::: PROVIDED DATA
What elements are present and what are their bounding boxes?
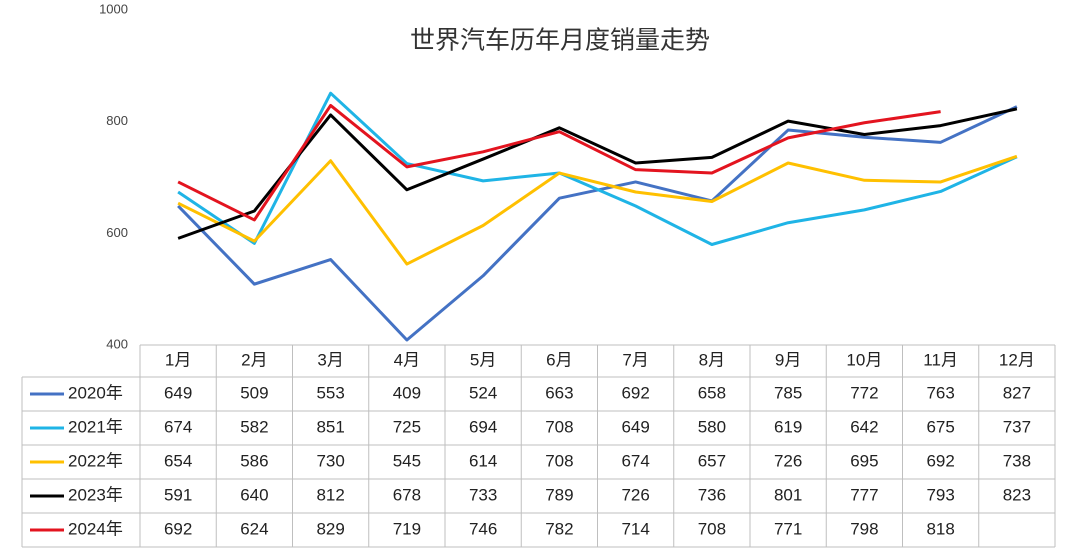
table-value: 746 — [469, 519, 497, 538]
x-tick-label: 3月 — [317, 350, 343, 369]
table-value: 654 — [164, 451, 192, 470]
table-value: 545 — [393, 451, 421, 470]
table-value: 726 — [774, 451, 802, 470]
y-tick-label: 1000 — [99, 1, 128, 16]
x-tick-label: 4月 — [394, 350, 420, 369]
table-value: 771 — [774, 519, 802, 538]
x-tick-label: 2月 — [241, 350, 267, 369]
x-tick-label: 6月 — [546, 350, 572, 369]
table-value: 553 — [316, 383, 344, 402]
y-tick-label: 600 — [106, 225, 128, 240]
y-tick-label: 800 — [106, 113, 128, 128]
table-value: 619 — [774, 417, 802, 436]
table-value: 763 — [926, 383, 954, 402]
table-value: 614 — [469, 451, 497, 470]
table-value: 719 — [393, 519, 421, 538]
legend-label: 2021年 — [68, 417, 123, 436]
x-tick-label: 12月 — [999, 350, 1035, 369]
table-value: 649 — [621, 417, 649, 436]
table-value: 692 — [164, 519, 192, 538]
table-value: 678 — [393, 485, 421, 504]
table-value: 738 — [1003, 451, 1031, 470]
chart-title: 世界汽车历年月度销量走势 — [410, 27, 710, 55]
table-value: 409 — [393, 383, 421, 402]
table-value: 586 — [240, 451, 268, 470]
table-value: 730 — [316, 451, 344, 470]
table-value: 708 — [545, 451, 573, 470]
table-value: 793 — [926, 485, 954, 504]
table-value: 827 — [1003, 383, 1031, 402]
table-value: 524 — [469, 383, 497, 402]
y-tick-label: 400 — [106, 336, 128, 351]
table-value: 789 — [545, 485, 573, 504]
series-line — [177, 154, 1018, 266]
table-value: 509 — [240, 383, 268, 402]
x-tick-label: 5月 — [470, 350, 496, 369]
table-value: 812 — [316, 485, 344, 504]
x-tick-label: 1月 — [165, 350, 191, 369]
legend-label: 2022年 — [68, 451, 123, 470]
legend-label: 2023年 — [68, 485, 123, 504]
table-value: 708 — [545, 417, 573, 436]
x-tick-label: 8月 — [699, 350, 725, 369]
table-value: 642 — [850, 417, 878, 436]
table-value: 692 — [926, 451, 954, 470]
table-value: 658 — [698, 383, 726, 402]
table-value: 649 — [164, 383, 192, 402]
table-value: 726 — [621, 485, 649, 504]
table-value: 591 — [164, 485, 192, 504]
table-value: 801 — [774, 485, 802, 504]
table-value: 674 — [621, 451, 649, 470]
x-tick-label: 9月 — [775, 350, 801, 369]
series-line — [177, 105, 1018, 342]
table-value: 674 — [164, 417, 192, 436]
table-value: 725 — [393, 417, 421, 436]
table-value: 736 — [698, 485, 726, 504]
legend-label: 2020年 — [68, 383, 123, 402]
table-value: 733 — [469, 485, 497, 504]
table-value: 624 — [240, 519, 268, 538]
table-value: 675 — [926, 417, 954, 436]
x-tick-label: 10月 — [846, 350, 882, 369]
table-value: 657 — [698, 451, 726, 470]
x-tick-label: 11月 — [923, 350, 958, 369]
table-value: 580 — [698, 417, 726, 436]
table-value: 823 — [1003, 485, 1031, 504]
series-line — [177, 107, 1018, 240]
series-line — [177, 103, 941, 222]
table-value: 582 — [240, 417, 268, 436]
table-value: 785 — [774, 383, 802, 402]
table-value: 692 — [621, 383, 649, 402]
series-line — [177, 91, 1018, 246]
table-value: 695 — [850, 451, 878, 470]
table-value: 640 — [240, 485, 268, 504]
x-tick-label: 7月 — [622, 350, 648, 369]
table-value: 663 — [545, 383, 573, 402]
table-value: 777 — [850, 485, 878, 504]
table-value: 714 — [621, 519, 649, 538]
table-value: 818 — [926, 519, 954, 538]
table-value: 851 — [316, 417, 344, 436]
table-value: 829 — [316, 519, 344, 538]
table-value: 798 — [850, 519, 878, 538]
legend-label: 2024年 — [68, 519, 123, 538]
table-value: 737 — [1003, 417, 1031, 436]
table-value: 708 — [698, 519, 726, 538]
table-value: 694 — [469, 417, 497, 436]
table-value: 772 — [850, 383, 878, 402]
table-value: 782 — [545, 519, 573, 538]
::::::
» **WRITTEN REQUEST**
Repeat every line of the records above word for word, leaving out the picture.

» **THE SOLUTION**
What elements are present and what are their bounding boxes?
table-value: 746 — [469, 519, 497, 538]
x-tick-label: 3月 — [317, 350, 343, 369]
table-value: 654 — [164, 451, 192, 470]
table-value: 545 — [393, 451, 421, 470]
table-value: 726 — [774, 451, 802, 470]
y-tick-label: 1000 — [99, 1, 128, 16]
x-tick-label: 4月 — [394, 350, 420, 369]
table-value: 771 — [774, 519, 802, 538]
x-tick-label: 2月 — [241, 350, 267, 369]
x-tick-label: 6月 — [546, 350, 572, 369]
table-value: 553 — [316, 383, 344, 402]
y-tick-label: 600 — [106, 225, 128, 240]
y-tick-label: 800 — [106, 113, 128, 128]
table-value: 619 — [774, 417, 802, 436]
table-value: 763 — [926, 383, 954, 402]
table-value: 614 — [469, 451, 497, 470]
table-value: 719 — [393, 519, 421, 538]
legend-label: 2021年 — [68, 417, 123, 436]
x-tick-label: 12月 — [999, 350, 1035, 369]
table-value: 649 — [621, 417, 649, 436]
table-value: 692 — [164, 519, 192, 538]
table-value: 678 — [393, 485, 421, 504]
table-value: 738 — [1003, 451, 1031, 470]
chart-title: 世界汽车历年月度销量走势 — [410, 27, 710, 55]
table-value: 409 — [393, 383, 421, 402]
table-value: 586 — [240, 451, 268, 470]
table-value: 730 — [316, 451, 344, 470]
table-value: 708 — [545, 451, 573, 470]
table-value: 793 — [926, 485, 954, 504]
table-value: 827 — [1003, 383, 1031, 402]
table-value: 524 — [469, 383, 497, 402]
y-tick-label: 400 — [106, 336, 128, 351]
table-value: 789 — [545, 485, 573, 504]
series-line — [177, 154, 1018, 266]
table-value: 509 — [240, 383, 268, 402]
x-tick-label: 5月 — [470, 350, 496, 369]
table-value: 812 — [316, 485, 344, 504]
x-tick-label: 1月 — [165, 350, 191, 369]
legend-label: 2022年 — [68, 451, 123, 470]
legend-label: 2023年 — [68, 485, 123, 504]
table-value: 708 — [545, 417, 573, 436]
x-tick-label: 8月 — [699, 350, 725, 369]
table-value: 642 — [850, 417, 878, 436]
table-value: 692 — [926, 451, 954, 470]
table-value: 658 — [698, 383, 726, 402]
table-value: 649 — [164, 383, 192, 402]
table-value: 726 — [621, 485, 649, 504]
table-value: 591 — [164, 485, 192, 504]
table-value: 801 — [774, 485, 802, 504]
table-value: 674 — [621, 451, 649, 470]
x-tick-label: 9月 — [775, 350, 801, 369]
series-line — [177, 105, 1018, 342]
table-value: 674 — [164, 417, 192, 436]
table-value: 725 — [393, 417, 421, 436]
table-value: 736 — [698, 485, 726, 504]
legend-label: 2020年 — [68, 383, 123, 402]
table-value: 733 — [469, 485, 497, 504]
table-value: 624 — [240, 519, 268, 538]
table-value: 675 — [926, 417, 954, 436]
x-tick-label: 10月 — [846, 350, 882, 369]
table-value: 657 — [698, 451, 726, 470]
x-tick-label: 11月 — [923, 350, 958, 369]
table-value: 580 — [698, 417, 726, 436]
table-value: 823 — [1003, 485, 1031, 504]
series-line — [177, 107, 1018, 240]
series-line — [177, 103, 941, 222]
table-value: 582 — [240, 417, 268, 436]
table-value: 785 — [774, 383, 802, 402]
table-value: 692 — [621, 383, 649, 402]
series-line — [177, 91, 1018, 246]
table-value: 695 — [850, 451, 878, 470]
table-value: 640 — [240, 485, 268, 504]
x-tick-label: 7月 — [622, 350, 648, 369]
table-value: 663 — [545, 383, 573, 402]
table-value: 777 — [850, 485, 878, 504]
table-value: 714 — [621, 519, 649, 538]
table-value: 818 — [926, 519, 954, 538]
table-value: 851 — [316, 417, 344, 436]
table-value: 829 — [316, 519, 344, 538]
table-value: 798 — [850, 519, 878, 538]
legend-label: 2024年 — [68, 519, 123, 538]
table-value: 737 — [1003, 417, 1031, 436]
table-value: 708 — [698, 519, 726, 538]
table-value: 694 — [469, 417, 497, 436]
table-value: 772 — [850, 383, 878, 402]
table-value: 782 — [545, 519, 573, 538]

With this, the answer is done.